EXCERPTED DATA.
— begin —
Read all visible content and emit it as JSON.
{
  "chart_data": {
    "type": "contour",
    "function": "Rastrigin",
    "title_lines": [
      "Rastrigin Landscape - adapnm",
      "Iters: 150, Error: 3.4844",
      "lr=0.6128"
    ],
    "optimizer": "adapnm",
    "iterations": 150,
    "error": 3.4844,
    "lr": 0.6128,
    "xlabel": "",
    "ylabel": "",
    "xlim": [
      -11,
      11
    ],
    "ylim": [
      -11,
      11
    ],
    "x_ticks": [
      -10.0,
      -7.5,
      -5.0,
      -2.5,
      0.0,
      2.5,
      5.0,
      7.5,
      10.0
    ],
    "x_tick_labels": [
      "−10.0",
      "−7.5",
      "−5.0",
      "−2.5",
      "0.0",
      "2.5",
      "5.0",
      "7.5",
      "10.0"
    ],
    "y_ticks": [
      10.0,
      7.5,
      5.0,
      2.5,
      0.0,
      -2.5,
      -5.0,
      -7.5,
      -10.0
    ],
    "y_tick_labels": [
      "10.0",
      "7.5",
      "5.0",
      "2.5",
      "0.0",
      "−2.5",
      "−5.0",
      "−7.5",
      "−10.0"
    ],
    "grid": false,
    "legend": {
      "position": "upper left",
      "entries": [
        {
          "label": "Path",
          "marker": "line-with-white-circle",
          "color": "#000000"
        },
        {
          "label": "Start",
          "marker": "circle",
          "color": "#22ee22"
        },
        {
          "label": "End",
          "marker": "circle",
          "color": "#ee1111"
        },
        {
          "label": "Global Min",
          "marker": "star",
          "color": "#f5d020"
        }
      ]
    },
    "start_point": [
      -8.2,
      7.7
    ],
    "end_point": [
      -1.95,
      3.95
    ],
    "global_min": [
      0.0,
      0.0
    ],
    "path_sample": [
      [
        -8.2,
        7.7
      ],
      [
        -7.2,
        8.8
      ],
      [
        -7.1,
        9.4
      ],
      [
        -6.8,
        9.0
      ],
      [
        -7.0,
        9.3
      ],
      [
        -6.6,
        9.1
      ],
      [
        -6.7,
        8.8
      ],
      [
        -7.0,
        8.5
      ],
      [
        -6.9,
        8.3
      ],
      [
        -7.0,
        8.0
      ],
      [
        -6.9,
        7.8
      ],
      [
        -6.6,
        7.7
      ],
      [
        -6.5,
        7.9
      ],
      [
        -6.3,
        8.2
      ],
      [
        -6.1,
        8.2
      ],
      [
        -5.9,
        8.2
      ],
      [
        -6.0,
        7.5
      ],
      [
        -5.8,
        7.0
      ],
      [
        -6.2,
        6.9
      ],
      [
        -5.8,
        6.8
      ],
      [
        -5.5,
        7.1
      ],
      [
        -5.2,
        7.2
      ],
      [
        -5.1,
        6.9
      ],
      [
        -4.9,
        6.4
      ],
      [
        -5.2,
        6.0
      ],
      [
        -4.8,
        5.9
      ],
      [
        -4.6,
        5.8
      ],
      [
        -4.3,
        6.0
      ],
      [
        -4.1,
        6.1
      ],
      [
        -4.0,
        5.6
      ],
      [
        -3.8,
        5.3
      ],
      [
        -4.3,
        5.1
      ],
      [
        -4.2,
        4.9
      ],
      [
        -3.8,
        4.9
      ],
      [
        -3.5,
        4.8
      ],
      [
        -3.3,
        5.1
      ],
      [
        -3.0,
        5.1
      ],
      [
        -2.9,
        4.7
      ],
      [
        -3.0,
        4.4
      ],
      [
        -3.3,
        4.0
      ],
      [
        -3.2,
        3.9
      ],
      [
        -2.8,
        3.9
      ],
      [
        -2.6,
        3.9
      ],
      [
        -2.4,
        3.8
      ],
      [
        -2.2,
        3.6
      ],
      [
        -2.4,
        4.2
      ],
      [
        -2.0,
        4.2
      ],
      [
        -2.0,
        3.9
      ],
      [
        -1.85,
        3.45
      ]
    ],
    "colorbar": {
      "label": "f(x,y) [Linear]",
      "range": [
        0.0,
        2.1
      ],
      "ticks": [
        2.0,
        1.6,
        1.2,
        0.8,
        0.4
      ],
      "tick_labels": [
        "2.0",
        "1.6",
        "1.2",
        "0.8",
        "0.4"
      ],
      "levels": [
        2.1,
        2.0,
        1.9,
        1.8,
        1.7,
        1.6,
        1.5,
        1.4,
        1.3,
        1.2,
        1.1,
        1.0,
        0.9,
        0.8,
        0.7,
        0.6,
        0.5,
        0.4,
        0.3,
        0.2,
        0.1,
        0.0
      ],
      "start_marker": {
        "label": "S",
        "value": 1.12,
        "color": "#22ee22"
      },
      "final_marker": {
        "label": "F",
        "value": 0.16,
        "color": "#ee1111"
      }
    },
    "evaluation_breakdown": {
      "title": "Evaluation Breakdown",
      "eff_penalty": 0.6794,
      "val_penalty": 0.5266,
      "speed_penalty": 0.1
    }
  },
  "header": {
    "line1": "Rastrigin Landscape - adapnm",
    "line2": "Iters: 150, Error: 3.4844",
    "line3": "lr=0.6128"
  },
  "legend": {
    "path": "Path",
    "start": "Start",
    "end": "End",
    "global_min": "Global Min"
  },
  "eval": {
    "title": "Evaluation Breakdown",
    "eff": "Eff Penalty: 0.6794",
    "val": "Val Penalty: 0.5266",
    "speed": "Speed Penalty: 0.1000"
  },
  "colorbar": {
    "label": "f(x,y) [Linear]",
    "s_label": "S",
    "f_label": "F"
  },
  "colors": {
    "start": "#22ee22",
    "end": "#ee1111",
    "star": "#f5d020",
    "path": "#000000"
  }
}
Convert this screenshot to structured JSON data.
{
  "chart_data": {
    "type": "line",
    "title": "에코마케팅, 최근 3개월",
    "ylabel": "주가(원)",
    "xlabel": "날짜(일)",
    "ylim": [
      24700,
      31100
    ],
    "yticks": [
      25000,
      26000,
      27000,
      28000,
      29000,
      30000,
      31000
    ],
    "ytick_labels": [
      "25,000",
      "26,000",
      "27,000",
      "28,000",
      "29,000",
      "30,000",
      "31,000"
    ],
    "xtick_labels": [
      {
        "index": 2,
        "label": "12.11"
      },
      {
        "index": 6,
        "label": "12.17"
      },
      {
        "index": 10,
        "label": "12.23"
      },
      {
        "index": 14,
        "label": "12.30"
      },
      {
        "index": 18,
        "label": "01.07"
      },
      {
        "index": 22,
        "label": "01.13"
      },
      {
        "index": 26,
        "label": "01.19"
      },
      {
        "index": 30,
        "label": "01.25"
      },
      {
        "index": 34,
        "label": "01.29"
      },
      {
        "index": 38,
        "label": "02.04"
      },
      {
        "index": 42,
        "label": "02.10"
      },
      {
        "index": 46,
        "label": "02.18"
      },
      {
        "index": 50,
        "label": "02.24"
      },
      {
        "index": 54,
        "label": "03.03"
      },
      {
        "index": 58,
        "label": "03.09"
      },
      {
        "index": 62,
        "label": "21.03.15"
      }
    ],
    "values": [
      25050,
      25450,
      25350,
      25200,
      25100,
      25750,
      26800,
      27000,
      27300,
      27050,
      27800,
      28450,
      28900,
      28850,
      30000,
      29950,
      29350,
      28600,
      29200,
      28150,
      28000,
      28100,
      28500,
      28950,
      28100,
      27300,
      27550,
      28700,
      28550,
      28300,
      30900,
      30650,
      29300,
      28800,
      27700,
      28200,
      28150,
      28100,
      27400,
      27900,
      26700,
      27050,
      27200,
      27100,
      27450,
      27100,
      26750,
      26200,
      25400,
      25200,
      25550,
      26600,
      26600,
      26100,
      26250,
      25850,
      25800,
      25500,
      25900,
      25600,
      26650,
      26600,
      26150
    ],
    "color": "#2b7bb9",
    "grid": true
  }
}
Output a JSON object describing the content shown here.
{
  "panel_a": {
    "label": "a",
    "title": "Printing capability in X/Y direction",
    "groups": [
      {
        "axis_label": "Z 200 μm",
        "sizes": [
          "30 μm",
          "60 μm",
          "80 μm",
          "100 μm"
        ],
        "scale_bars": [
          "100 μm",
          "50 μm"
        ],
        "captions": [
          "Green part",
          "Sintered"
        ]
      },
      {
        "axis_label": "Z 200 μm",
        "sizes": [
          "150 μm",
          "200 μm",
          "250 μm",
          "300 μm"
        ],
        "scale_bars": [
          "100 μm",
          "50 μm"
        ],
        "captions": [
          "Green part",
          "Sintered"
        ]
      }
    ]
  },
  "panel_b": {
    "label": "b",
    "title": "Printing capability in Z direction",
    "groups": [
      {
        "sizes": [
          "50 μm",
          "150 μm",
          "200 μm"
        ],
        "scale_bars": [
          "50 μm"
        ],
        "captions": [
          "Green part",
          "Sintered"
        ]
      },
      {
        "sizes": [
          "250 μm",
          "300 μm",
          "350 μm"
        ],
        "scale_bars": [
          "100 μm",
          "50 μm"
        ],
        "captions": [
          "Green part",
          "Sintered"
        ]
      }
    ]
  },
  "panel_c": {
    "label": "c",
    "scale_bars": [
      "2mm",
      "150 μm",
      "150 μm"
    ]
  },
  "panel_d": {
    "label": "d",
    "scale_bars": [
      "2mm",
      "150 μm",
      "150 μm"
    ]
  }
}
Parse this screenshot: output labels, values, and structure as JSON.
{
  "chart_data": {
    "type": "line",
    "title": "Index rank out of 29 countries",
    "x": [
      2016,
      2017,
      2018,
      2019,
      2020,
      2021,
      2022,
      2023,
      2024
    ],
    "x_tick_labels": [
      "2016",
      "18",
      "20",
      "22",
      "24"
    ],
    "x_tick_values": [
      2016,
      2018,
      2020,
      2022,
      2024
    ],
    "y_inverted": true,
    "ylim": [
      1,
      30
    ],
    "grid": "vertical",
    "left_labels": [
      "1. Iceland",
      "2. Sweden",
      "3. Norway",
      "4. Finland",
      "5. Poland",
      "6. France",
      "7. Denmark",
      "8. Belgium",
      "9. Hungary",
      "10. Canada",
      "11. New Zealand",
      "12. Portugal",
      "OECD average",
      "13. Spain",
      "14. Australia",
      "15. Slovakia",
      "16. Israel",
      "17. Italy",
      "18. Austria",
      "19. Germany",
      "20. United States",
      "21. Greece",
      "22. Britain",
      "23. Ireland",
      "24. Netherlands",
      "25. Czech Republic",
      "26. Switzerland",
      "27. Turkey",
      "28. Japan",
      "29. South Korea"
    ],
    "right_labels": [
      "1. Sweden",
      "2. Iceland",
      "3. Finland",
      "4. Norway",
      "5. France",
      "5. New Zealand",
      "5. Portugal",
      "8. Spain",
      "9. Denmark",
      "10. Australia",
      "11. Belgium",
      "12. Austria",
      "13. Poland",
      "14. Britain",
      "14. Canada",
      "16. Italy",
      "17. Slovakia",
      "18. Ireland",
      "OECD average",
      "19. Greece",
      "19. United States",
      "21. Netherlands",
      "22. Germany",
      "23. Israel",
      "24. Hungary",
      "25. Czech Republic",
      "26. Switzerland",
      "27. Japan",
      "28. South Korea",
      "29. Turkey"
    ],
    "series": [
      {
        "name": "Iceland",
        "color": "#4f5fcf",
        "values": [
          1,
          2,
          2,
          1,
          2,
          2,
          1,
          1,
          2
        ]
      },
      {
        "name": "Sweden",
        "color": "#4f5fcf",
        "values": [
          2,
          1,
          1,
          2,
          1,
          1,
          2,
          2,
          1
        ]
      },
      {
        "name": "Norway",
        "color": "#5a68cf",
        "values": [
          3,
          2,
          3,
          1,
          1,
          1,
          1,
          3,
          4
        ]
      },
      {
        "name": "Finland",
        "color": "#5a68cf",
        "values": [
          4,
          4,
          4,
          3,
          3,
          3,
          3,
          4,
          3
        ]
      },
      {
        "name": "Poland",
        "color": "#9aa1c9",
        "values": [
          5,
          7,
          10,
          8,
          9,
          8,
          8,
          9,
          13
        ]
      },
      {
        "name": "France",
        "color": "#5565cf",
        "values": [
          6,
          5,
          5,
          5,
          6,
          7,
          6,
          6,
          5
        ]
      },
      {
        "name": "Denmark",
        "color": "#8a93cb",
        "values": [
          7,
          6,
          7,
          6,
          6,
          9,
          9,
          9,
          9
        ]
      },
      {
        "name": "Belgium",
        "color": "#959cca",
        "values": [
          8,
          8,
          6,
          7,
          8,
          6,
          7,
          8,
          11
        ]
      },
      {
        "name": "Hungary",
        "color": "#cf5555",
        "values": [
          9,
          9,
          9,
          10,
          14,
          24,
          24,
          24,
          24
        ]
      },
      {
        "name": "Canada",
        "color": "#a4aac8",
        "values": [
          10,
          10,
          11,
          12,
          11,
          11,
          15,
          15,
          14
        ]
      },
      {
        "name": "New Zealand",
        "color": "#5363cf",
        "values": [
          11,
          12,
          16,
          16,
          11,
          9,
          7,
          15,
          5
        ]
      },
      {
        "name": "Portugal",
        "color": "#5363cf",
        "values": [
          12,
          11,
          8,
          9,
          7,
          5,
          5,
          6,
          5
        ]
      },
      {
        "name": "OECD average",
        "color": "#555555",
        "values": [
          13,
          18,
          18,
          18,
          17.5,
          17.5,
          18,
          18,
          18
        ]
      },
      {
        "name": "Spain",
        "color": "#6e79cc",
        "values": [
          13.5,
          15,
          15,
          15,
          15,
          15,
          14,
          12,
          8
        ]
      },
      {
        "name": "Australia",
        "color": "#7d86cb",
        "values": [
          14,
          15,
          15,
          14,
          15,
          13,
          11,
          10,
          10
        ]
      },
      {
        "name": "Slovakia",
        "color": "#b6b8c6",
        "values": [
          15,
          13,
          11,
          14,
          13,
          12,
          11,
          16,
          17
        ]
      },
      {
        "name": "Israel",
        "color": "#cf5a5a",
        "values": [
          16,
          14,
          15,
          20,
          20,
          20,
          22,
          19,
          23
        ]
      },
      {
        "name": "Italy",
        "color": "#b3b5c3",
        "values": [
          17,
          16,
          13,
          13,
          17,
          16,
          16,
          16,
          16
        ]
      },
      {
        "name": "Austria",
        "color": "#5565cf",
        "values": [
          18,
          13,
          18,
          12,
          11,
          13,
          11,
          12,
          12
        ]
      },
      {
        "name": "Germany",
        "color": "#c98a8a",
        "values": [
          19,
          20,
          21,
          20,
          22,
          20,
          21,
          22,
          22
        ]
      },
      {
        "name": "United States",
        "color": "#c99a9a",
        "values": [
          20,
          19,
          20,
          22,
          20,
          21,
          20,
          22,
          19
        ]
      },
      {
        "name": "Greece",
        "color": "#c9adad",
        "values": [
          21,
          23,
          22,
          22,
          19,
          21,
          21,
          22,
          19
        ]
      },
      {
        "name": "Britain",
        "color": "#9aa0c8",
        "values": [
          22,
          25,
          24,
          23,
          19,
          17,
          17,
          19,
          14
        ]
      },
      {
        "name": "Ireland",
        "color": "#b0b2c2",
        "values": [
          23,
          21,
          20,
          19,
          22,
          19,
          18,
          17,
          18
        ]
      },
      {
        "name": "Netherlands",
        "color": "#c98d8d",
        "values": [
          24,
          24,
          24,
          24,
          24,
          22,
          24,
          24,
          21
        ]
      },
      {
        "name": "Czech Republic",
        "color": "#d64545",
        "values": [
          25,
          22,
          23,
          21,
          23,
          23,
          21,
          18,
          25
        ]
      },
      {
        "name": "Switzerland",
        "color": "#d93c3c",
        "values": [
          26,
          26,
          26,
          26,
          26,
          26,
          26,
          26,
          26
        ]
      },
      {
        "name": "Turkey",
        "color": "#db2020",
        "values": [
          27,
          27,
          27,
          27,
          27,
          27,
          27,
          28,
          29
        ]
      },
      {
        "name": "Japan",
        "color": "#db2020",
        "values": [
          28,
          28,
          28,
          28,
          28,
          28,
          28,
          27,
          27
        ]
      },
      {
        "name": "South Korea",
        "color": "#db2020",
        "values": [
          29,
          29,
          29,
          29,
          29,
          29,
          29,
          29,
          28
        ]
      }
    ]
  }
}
— end —
SHORT EXERCISE. Select every line of the material above holding the word "adapnm" and copy it.

ANSWER FOR THIS EXERCISE.
      "Rastrigin Landscape - adapnm",
    "optimizer": "adapnm",
    "line1": "Rastrigin Landscape - adapnm",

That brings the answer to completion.